• [TASK]:
Could you please retype all of the data below exactly?

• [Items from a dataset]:
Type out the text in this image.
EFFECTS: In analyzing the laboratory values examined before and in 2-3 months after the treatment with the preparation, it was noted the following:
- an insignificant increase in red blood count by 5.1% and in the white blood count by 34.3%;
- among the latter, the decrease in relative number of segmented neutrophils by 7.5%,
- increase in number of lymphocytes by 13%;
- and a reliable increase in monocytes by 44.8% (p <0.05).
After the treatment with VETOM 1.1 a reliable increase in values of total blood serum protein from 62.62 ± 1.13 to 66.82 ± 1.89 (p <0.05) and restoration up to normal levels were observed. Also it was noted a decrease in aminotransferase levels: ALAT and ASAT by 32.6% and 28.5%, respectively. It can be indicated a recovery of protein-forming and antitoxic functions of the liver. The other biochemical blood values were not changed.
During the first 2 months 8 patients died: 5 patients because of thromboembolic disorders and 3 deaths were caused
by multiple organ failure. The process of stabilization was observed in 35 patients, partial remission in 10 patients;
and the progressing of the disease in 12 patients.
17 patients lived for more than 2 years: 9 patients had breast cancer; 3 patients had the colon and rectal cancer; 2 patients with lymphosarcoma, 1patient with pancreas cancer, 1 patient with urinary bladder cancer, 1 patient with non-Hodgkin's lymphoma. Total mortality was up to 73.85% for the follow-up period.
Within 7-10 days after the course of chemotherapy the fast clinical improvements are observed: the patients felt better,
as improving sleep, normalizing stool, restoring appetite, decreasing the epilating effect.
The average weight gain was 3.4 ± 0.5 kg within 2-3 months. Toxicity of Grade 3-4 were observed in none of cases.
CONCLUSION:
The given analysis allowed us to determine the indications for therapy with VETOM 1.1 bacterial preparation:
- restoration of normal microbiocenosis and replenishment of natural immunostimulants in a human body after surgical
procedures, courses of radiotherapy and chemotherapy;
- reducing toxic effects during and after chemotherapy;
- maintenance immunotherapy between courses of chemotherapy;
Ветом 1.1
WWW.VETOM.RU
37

• [OUTPUT]:
Type out the text in this image.
EFFECTS: In analyzing the laboratory values examined before and in 2-3 months after the treatment with the preparation, it was noted the following:
- an insignificant increase in red blood count by 5.1% and in the white blood count by 34.3%;
- among the latter, the decrease in relative number of segmented neutrophils by 7.5%,
- increase in number of lymphocytes by 13%;
- and a reliable increase in monocytes by 44.8% (p <0.05).
After the treatment with VETOM 1.1 a reliable increase in values of total blood serum protein from 62.62 ± 1.13 to 66.82 ± 1.89 (p <0.05) and restoration up to normal levels were observed. Also it was noted a decrease in aminotransferase levels: ALAT and ASAT by 32.6% and 28.5%, respectively. It can be indicated a recovery of protein-forming and antitoxic functions of the liver. The other biochemical blood values were not changed.
During the first 2 months 8 patients died: 5 patients because of thromboembolic disorders and 3 deaths were caused
by multiple organ failure. The process of stabilization was observed in 35 patients, partial remission in 10 patients;
and the progressing of the disease in 12 patients.
17 patients lived for more than 2 years: 9 patients had breast cancer; 3 patients had the colon and rectal cancer; 2 patients with lymphosarcoma, 1patient with pancreas cancer, 1 patient with urinary bladder cancer, 1 patient with non-Hodgkin's lymphoma. Total mortality was up to 73.85% for the follow-up period.
Within 7-10 days after the course of chemotherapy the fast clinical improvements are observed: the patients felt better,
as improving sleep, normalizing stool, restoring appetite, decreasing the epilating effect.
The average weight gain was 3.4 ± 0.5 kg within 2-3 months. Toxicity of Grade 3-4 were observed in none of cases.
CONCLUSION:
The given analysis allowed us to determine the indications for therapy with VETOM 1.1 bacterial preparation:
- restoration of normal microbiocenosis and replenishment of natural immunostimulants in a human body after surgical
procedures, courses of radiotherapy and chemotherapy;
- reducing toxic effects during and after chemotherapy;
- maintenance immunotherapy between courses of chemotherapy;
Ветом 1.1
WWW.VETOM.RU
37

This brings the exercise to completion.